**Work to do**
Write out each record again exactly as it stands.
● ● ● ● ●
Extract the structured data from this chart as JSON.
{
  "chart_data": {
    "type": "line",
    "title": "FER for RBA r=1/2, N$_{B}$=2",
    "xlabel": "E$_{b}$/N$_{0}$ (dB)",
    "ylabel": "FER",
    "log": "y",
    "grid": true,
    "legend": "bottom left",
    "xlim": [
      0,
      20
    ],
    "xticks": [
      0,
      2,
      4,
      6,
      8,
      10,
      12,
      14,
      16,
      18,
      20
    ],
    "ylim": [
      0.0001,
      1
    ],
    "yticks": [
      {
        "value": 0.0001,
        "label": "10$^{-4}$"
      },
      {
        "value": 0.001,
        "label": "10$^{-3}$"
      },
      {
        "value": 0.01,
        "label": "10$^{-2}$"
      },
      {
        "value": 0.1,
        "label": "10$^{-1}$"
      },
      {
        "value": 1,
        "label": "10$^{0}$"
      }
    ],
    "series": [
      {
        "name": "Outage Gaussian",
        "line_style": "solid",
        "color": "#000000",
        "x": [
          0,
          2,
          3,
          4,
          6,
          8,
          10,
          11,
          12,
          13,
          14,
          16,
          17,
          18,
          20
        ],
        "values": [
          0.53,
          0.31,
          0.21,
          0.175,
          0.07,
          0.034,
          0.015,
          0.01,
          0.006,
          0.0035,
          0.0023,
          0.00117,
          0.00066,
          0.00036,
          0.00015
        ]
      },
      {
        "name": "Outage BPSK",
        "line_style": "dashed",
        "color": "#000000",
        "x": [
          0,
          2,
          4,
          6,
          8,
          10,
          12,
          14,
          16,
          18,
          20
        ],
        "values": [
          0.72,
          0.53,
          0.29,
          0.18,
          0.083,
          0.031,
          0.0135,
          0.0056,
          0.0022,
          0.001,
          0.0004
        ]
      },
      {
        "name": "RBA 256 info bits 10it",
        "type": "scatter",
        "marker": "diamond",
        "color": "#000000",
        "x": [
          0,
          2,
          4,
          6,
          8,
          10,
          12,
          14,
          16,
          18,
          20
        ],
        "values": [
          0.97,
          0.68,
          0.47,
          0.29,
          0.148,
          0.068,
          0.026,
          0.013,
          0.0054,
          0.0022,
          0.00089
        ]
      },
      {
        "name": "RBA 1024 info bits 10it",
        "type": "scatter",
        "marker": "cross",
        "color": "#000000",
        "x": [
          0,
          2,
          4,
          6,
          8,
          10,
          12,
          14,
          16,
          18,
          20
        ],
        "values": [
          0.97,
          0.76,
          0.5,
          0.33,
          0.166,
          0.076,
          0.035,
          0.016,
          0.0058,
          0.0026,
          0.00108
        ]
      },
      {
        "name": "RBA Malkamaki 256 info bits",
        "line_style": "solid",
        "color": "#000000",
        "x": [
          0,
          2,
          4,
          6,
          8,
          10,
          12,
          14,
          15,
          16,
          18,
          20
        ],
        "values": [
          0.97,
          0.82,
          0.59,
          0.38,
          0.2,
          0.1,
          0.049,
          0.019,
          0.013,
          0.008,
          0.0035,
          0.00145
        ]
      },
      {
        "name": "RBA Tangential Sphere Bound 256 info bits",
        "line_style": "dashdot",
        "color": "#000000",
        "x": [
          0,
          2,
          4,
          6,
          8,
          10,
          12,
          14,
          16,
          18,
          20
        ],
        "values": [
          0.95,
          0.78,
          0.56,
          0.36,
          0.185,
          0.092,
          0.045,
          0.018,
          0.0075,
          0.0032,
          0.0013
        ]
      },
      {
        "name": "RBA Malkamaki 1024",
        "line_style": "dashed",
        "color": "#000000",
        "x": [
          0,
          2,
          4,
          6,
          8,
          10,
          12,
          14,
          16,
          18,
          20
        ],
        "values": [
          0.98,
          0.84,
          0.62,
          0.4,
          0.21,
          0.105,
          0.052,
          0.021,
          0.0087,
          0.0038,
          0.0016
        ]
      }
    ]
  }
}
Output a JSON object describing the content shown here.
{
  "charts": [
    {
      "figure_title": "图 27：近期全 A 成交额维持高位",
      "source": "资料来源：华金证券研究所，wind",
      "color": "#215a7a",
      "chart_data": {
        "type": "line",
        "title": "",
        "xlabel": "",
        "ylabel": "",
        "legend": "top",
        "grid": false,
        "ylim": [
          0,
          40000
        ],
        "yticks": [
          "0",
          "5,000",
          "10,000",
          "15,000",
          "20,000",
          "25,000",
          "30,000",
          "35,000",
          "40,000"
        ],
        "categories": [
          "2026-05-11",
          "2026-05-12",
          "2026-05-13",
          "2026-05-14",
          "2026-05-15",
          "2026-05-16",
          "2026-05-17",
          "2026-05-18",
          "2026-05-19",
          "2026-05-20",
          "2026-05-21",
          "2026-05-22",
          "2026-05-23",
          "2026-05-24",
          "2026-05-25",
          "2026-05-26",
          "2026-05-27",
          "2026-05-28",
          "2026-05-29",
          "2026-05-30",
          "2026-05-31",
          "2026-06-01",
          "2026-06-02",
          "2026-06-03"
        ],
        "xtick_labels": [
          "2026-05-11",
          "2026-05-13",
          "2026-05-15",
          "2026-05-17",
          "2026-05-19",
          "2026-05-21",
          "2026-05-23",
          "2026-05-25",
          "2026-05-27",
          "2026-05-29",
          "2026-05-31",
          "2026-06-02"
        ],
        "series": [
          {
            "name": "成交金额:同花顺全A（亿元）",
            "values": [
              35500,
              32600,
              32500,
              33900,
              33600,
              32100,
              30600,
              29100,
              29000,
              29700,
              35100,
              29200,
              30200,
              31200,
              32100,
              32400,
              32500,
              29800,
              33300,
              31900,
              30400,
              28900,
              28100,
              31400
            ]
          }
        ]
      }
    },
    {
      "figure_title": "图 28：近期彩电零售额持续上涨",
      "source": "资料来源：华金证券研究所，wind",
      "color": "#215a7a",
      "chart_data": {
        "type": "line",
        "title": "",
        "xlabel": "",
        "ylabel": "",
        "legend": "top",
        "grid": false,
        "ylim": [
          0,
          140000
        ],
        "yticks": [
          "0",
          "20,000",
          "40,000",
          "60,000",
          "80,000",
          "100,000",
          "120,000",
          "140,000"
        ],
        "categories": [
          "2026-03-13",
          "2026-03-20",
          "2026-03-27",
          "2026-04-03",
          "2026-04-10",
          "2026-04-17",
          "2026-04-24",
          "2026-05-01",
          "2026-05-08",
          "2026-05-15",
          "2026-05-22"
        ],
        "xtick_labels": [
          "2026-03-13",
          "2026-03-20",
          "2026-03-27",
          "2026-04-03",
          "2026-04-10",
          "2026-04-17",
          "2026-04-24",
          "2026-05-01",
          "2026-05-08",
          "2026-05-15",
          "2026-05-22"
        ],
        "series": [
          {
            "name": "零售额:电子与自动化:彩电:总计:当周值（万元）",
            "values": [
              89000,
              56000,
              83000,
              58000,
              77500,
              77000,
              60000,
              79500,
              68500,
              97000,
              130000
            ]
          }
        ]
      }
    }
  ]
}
● ● ● ● ●
**Complete answer**
Extract the structured data from this chart as JSON.
{
  "chart_data": {
    "type": "line",
    "title": "FER for RBA r=1/2, N$_{B}$=2",
    "xlabel": "E$_{b}$/N$_{0}$ (dB)",
    "ylabel": "FER",
    "log": "y",
    "grid": true,
    "legend": "bottom left",
    "xlim": [
      0,
      20
    ],
    "xticks": [
      0,
      2,
      4,
      6,
      8,
      10,
      12,
      14,
      16,
      18,
      20
    ],
    "ylim": [
      0.0001,
      1
    ],
    "yticks": [
      {
        "value": 0.0001,
        "label": "10$^{-4}$"
      },
      {
        "value": 0.001,
        "label": "10$^{-3}$"
      },
      {
        "value": 0.01,
        "label": "10$^{-2}$"
      },
      {
        "value": 0.1,
        "label": "10$^{-1}$"
      },
      {
        "value": 1,
        "label": "10$^{0}$"
      }
    ],
    "series": [
      {
        "name": "Outage Gaussian",
        "line_style": "solid",
        "color": "#000000",
        "x": [
          0,
          2,
          3,
          4,
          6,
          8,
          10,
          11,
          12,
          13,
          14,
          16,
          17,
          18,
          20
        ],
        "values": [
          0.53,
          0.31,
          0.21,
          0.175,
          0.07,
          0.034,
          0.015,
          0.01,
          0.006,
          0.0035,
          0.0023,
          0.00117,
          0.00066,
          0.00036,
          0.00015
        ]
      },
      {
        "name": "Outage BPSK",
        "line_style": "dashed",
        "color": "#000000",
        "x": [
          0,
          2,
          4,
          6,
          8,
          10,
          12,
          14,
          16,
          18,
          20
        ],
        "values": [
          0.72,
          0.53,
          0.29,
          0.18,
          0.083,
          0.031,
          0.0135,
          0.0056,
          0.0022,
          0.001,
          0.0004
        ]
      },
      {
        "name": "RBA 256 info bits 10it",
        "type": "scatter",
        "marker": "diamond",
        "color": "#000000",
        "x": [
          0,
          2,
          4,
          6,
          8,
          10,
          12,
          14,
          16,
          18,
          20
        ],
        "values": [
          0.97,
          0.68,
          0.47,
          0.29,
          0.148,
          0.068,
          0.026,
          0.013,
          0.0054,
          0.0022,
          0.00089
        ]
      },
      {
        "name": "RBA 1024 info bits 10it",
        "type": "scatter",
        "marker": "cross",
        "color": "#000000",
        "x": [
          0,
          2,
          4,
          6,
          8,
          10,
          12,
          14,
          16,
          18,
          20
        ],
        "values": [
          0.97,
          0.76,
          0.5,
          0.33,
          0.166,
          0.076,
          0.035,
          0.016,
          0.0058,
          0.0026,
          0.00108
        ]
      },
      {
        "name": "RBA Malkamaki 256 info bits",
        "line_style": "solid",
        "color": "#000000",
        "x": [
          0,
          2,
          4,
          6,
          8,
          10,
          12,
          14,
          15,
          16,
          18,
          20
        ],
        "values": [
          0.97,
          0.82,
          0.59,
          0.38,
          0.2,
          0.1,
          0.049,
          0.019,
          0.013,
          0.008,
          0.0035,
          0.00145
        ]
      },
      {
        "name": "RBA Tangential Sphere Bound 256 info bits",
        "line_style": "dashdot",
        "color": "#000000",
        "x": [
          0,
          2,
          4,
          6,
          8,
          10,
          12,
          14,
          16,
          18,
          20
        ],
        "values": [
          0.95,
          0.78,
          0.56,
          0.36,
          0.185,
          0.092,
          0.045,
          0.018,
          0.0075,
          0.0032,
          0.0013
        ]
      },
      {
        "name": "RBA Malkamaki 1024",
        "line_style": "dashed",
        "color": "#000000",
        "x": [
          0,
          2,
          4,
          6,
          8,
          10,
          12,
          14,
          16,
          18,
          20
        ],
        "values": [
          0.98,
          0.84,
          0.62,
          0.4,
          0.21,
          0.105,
          0.052,
          0.021,
          0.0087,
          0.0038,
          0.0016
        ]
      }
    ]
  }
}
Output a JSON object describing the content shown here.
{
  "charts": [
    {
      "figure_title": "图 27：近期全 A 成交额维持高位",
      "source": "资料来源：华金证券研究所，wind",
      "color": "#215a7a",
      "chart_data": {
        "type": "line",
        "title": "",
        "xlabel": "",
        "ylabel": "",
        "legend": "top",
        "grid": false,
        "ylim": [
          0,
          40000
        ],
        "yticks": [
          "0",
          "5,000",
          "10,000",
          "15,000",
          "20,000",
          "25,000",
          "30,000",
          "35,000",
          "40,000"
        ],
        "categories": [
          "2026-05-11",
          "2026-05-12",
          "2026-05-13",
          "2026-05-14",
          "2026-05-15",
          "2026-05-16",
          "2026-05-17",
          "2026-05-18",
          "2026-05-19",
          "2026-05-20",
          "2026-05-21",
          "2026-05-22",
          "2026-05-23",
          "2026-05-24",
          "2026-05-25",
          "2026-05-26",
          "2026-05-27",
          "2026-05-28",
          "2026-05-29",
          "2026-05-30",
          "2026-05-31",
          "2026-06-01",
          "2026-06-02",
          "2026-06-03"
        ],
        "xtick_labels": [
          "2026-05-11",
          "2026-05-13",
          "2026-05-15",
          "2026-05-17",
          "2026-05-19",
          "2026-05-21",
          "2026-05-23",
          "2026-05-25",
          "2026-05-27",
          "2026-05-29",
          "2026-05-31",
          "2026-06-02"
        ],
        "series": [
          {
            "name": "成交金额:同花顺全A（亿元）",
            "values": [
              35500,
              32600,
              32500,
              33900,
              33600,
              32100,
              30600,
              29100,
              29000,
              29700,
              35100,
              29200,
              30200,
              31200,
              32100,
              32400,
              32500,
              29800,
              33300,
              31900,
              30400,
              28900,
              28100,
              31400
            ]
          }
        ]
      }
    },
    {
      "figure_title": "图 28：近期彩电零售额持续上涨",
      "source": "资料来源：华金证券研究所，wind",
      "color": "#215a7a",
      "chart_data": {
        "type": "line",
        "title": "",
        "xlabel": "",
        "ylabel": "",
        "legend": "top",
        "grid": false,
        "ylim": [
          0,
          140000
        ],
        "yticks": [
          "0",
          "20,000",
          "40,000",
          "60,000",
          "80,000",
          "100,000",
          "120,000",
          "140,000"
        ],
        "categories": [
          "2026-03-13",
          "2026-03-20",
          "2026-03-27",
          "2026-04-03",
          "2026-04-10",
          "2026-04-17",
          "2026-04-24",
          "2026-05-01",
          "2026-05-08",
          "2026-05-15",
          "2026-05-22"
        ],
        "xtick_labels": [
          "2026-03-13",
          "2026-03-20",
          "2026-03-27",
          "2026-04-03",
          "2026-04-10",
          "2026-04-17",
          "2026-04-24",
          "2026-05-01",
          "2026-05-08",
          "2026-05-15",
          "2026-05-22"
        ],
        "series": [
          {
            "name": "零售额:电子与自动化:彩电:总计:当周值（万元）",
            "values": [
              89000,
              56000,
              83000,
              58000,
              77500,
              77000,
              60000,
              79500,
              68500,
              97000,
              130000
            ]
          }
        ]
      }
    }
  ]
}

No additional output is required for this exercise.